Tout instituteur communal suspendu ou révoqué de ses fonctions en exécution de l'article 23 de la loi du 28 juin 1833 peut, dans le délai de huit jours, appeler du jugement du comité d'arrondissement devant le Conseil académique, et, en dernier ressort, devant le Conseil royal de l'Université, dans les cas de révocation.

L'inspecteur primaire du département peut, dans le délai de quinze jours, interjeter appel devant le Conseil académique, avec faculté de pourvoi pour l'instituteur, comme il est dit ci dessus, en cas de révocation, des jugements prononcés par le comité d'arrondissement à l'égard des instituteurs communaux.

ART. 23. — En cas de contravention par un instituteur privé aux dispositions des articles 11, 12, 14, 15 et 20 de la présente loi, le comité d'arrondissement, par une délibération spéciale, adresse audit instituteur privé un avertissement disciplinaire.

Si, dans un délai de trois jours, l'instituteur n'a pas déféré à l'avertissement, il est traduit devant le Conseil académique, qui lui applique, s'il y a lieu, la peine de la réprimande, ou le renvoie devant le tribunal de première instance. Le tribunal prononce une amende de 50 à 200 francs. L'école peut être fermée.

ART. 24. — Tout instituteur communal suspendu ou révoqué ne peut exercer comme instituteur privé dans la même commune, ou dans le même arrondissement, qu'avec l'autorisation du comité d'arrondissement.

En cas de contravention, l'école est fermée, et le contrevenant est puni des peines prévues en l'article 6 de la loi du 28 juin 1833.

TITRE V. — Pension de retraite des instituteurs communaux.

ART. 25. — Il est fait sur le traitement des instituteurs communaux une retenue du vingtième pour former une caisse de retraite.

--- CONSIGNE ---
Poursuivez l'extrait de loi sur les instituteurs à partir de la phrase sur la retenue du vingtième destinée à la caisse de retraite. Les enregistrements ci-après forment un matériau distinct de l'extrait de loi.

--- ENTRÉES FOURNIES ---
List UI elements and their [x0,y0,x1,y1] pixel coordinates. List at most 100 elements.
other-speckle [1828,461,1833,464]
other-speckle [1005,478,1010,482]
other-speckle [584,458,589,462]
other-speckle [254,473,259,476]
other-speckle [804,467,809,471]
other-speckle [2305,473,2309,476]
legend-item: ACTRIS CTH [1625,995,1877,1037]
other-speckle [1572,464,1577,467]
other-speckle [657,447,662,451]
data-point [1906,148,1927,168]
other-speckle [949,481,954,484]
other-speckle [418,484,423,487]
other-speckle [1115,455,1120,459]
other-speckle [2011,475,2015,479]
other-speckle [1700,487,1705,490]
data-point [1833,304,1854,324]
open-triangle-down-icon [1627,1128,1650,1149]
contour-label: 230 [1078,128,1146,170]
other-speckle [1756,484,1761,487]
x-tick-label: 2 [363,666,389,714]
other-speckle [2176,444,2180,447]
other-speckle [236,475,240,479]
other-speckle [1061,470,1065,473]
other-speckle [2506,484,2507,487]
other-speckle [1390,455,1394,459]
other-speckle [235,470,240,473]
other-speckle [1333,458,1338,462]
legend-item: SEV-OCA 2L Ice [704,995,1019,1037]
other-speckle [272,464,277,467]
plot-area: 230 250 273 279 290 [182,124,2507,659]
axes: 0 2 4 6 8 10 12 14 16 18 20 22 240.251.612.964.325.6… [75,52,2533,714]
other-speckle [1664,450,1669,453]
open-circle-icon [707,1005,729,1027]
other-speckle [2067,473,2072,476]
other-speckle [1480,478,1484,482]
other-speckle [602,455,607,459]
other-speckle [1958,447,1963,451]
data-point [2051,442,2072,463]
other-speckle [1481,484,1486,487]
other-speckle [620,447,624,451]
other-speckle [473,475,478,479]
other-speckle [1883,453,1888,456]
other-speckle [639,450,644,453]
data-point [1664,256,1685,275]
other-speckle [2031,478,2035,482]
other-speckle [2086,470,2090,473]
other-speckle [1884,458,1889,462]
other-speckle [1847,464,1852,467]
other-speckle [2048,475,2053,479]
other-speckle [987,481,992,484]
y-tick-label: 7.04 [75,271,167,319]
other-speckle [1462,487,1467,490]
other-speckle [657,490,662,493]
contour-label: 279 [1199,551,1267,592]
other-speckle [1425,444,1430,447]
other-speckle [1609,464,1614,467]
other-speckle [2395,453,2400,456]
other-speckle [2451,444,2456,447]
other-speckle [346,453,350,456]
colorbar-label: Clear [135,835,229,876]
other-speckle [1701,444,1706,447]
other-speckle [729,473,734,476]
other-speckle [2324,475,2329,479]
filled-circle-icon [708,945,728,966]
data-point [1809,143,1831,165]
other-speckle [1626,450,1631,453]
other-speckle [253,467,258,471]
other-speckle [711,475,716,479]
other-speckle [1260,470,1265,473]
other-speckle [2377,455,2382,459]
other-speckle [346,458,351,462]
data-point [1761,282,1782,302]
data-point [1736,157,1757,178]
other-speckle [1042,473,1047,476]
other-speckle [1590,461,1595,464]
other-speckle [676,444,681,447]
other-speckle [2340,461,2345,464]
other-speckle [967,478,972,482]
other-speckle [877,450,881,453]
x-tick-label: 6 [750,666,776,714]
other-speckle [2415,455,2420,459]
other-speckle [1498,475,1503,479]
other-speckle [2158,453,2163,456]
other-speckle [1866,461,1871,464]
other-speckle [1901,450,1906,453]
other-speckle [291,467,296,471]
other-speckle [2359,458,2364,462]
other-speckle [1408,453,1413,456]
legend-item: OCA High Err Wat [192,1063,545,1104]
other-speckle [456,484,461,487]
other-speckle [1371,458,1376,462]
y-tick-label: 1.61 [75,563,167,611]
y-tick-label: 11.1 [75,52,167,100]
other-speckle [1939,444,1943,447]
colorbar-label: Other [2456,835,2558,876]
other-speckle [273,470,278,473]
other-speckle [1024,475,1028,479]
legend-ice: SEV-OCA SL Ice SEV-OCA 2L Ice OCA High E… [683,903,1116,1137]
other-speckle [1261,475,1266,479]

--- RÉSULTAT ---
ART. 26. — Tout instituteur communal, âgé de soixante ans. et comptant au moins trente années de service, pendant lesquelles la retenue du vingtième a été exercée sur son traitement et versée à la caisse des retraites, a droit à une pension égale à la moitié du traitement moyen dont il a joui pendant les cinq dernières années de service.

ART. 27. — Les instituteurs communaux que des infirmités contractées dans l'exercice de leurs fonctions rendent incapables de les continuer peuvent obtenir une pension égale au sixième de leur traitement, lorsqu'ils ont au moins dix années de service. Cette pension s'accroît d'un centième dudit traitement pour chaque année de service au-dessus de dix ans.

ART. 28. — Les veuves des instituteurs décédés en activité de service, ou en possession d'une pension de retraite, peuvent obtenir une pension égale au tiers de celle à laquelle avait droit leur mari, ou dont il jouissait.

Cette pension ne peut leur être accordée qu'autant qu'elles sont mariées depuis plus de cinq ans Elles cessent d'en jouir si elles contractent un nouveau mariage.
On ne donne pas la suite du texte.